▶ _Work instructions_
Return all lines in the material below that contain "Health".

# Input data start

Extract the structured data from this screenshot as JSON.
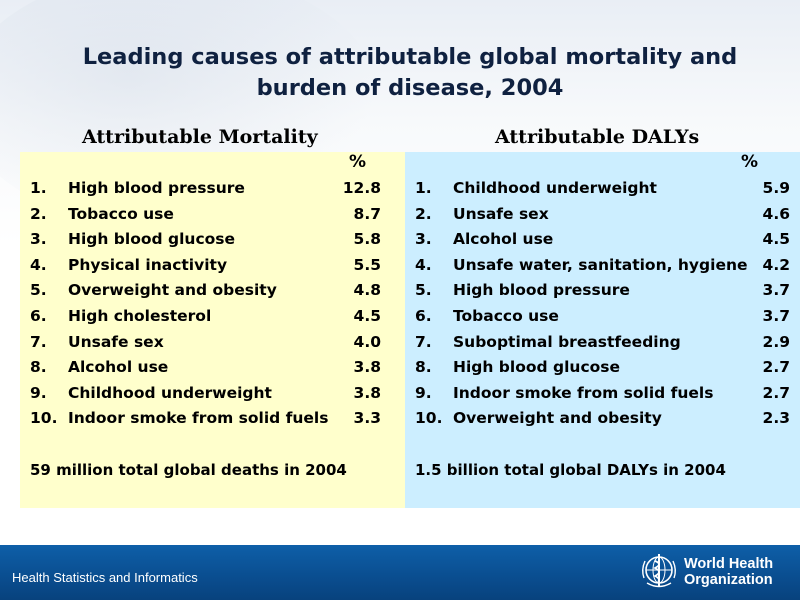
{
  "title_line1": "Leading causes of attributable global mortality and",
  "title_line2": "burden of disease, 2004",
  "left": {
    "heading": "Attributable Mortality",
    "pct_label": "%",
    "items": [
      {
        "num": "1.",
        "label": "High blood pressure",
        "value": "12.8"
      },
      {
        "num": "2.",
        "label": "Tobacco use",
        "value": "8.7"
      },
      {
        "num": "3.",
        "label": "High blood glucose",
        "value": "5.8"
      },
      {
        "num": "4.",
        "label": "Physical inactivity",
        "value": "5.5"
      },
      {
        "num": "5.",
        "label": "Overweight and obesity",
        "value": "4.8"
      },
      {
        "num": "6.",
        "label": "High cholesterol",
        "value": "4.5"
      },
      {
        "num": "7.",
        "label": "Unsafe sex",
        "value": "4.0"
      },
      {
        "num": "8.",
        "label": "Alcohol use",
        "value": "3.8"
      },
      {
        "num": "9.",
        "label": "Childhood underweight",
        "value": "3.8"
      },
      {
        "num": "10.",
        "label": "Indoor smoke from solid fuels",
        "value": "3.3"
      }
    ],
    "total": "59 million total global deaths in 2004"
  },
  "right": {
    "heading": "Attributable DALYs",
    "pct_label": "%",
    "items": [
      {
        "num": "1.",
        "label": "Childhood underweight",
        "value": "5.9"
      },
      {
        "num": "2.",
        "label": "Unsafe sex",
        "value": "4.6"
      },
      {
        "num": "3.",
        "label": "Alcohol use",
        "value": "4.5"
      },
      {
        "num": "4.",
        "label": "Unsafe water, sanitation, hygiene",
        "value": "4.2"
      },
      {
        "num": "5.",
        "label": "High blood pressure",
        "value": "3.7"
      },
      {
        "num": "6.",
        "label": "Tobacco use",
        "value": "3.7"
      },
      {
        "num": "7.",
        "label": "Suboptimal breastfeeding",
        "value": "2.9"
      },
      {
        "num": "8.",
        "label": "High blood glucose",
        "value": "2.7"
      },
      {
        "num": "9.",
        "label": "Indoor smoke from solid fuels",
        "value": "2.7"
      },
      {
        "num": "10.",
        "label": "Overweight and obesity",
        "value": "2.3"
      }
    ],
    "total": "1.5 billion total global DALYs in 2004"
  },
  "footer": {
    "left_text": "Health Statistics and Informatics",
    "org_line1": "World Health",
    "org_line2": "Organization",
    "bar_color": "#0a4d8f"
  }
}
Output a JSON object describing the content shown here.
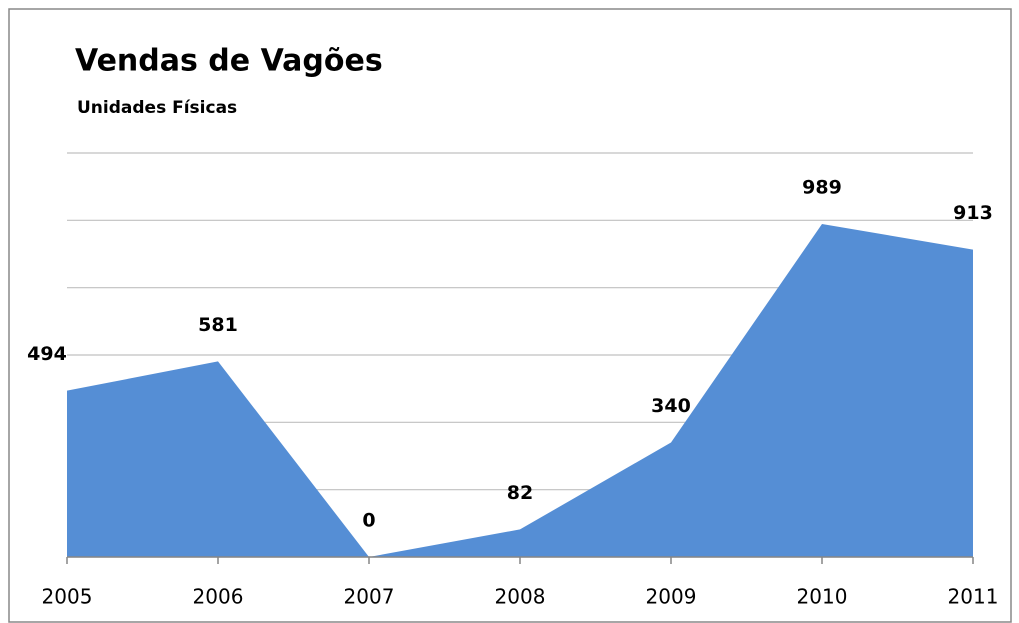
{
  "chart_data": {
    "type": "area",
    "title": "Vendas de Vagões",
    "subtitle": "Unidades Físicas",
    "categories": [
      "2005",
      "2006",
      "2007",
      "2008",
      "2009",
      "2010",
      "2011"
    ],
    "values": [
      494,
      581,
      0,
      82,
      340,
      989,
      913
    ],
    "color": "#558ed5",
    "ylim": [
      0,
      1200
    ],
    "yticks": [
      0,
      200,
      400,
      600,
      800,
      1000,
      1200
    ],
    "grid": true
  }
}
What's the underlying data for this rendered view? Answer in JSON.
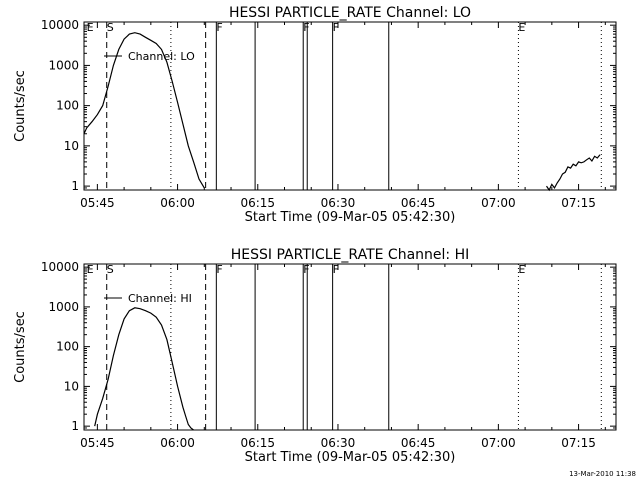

# Input data end

▶ _Response_
    "left_text": "Health Statistics and Informatics",
    "org_line1": "World Health",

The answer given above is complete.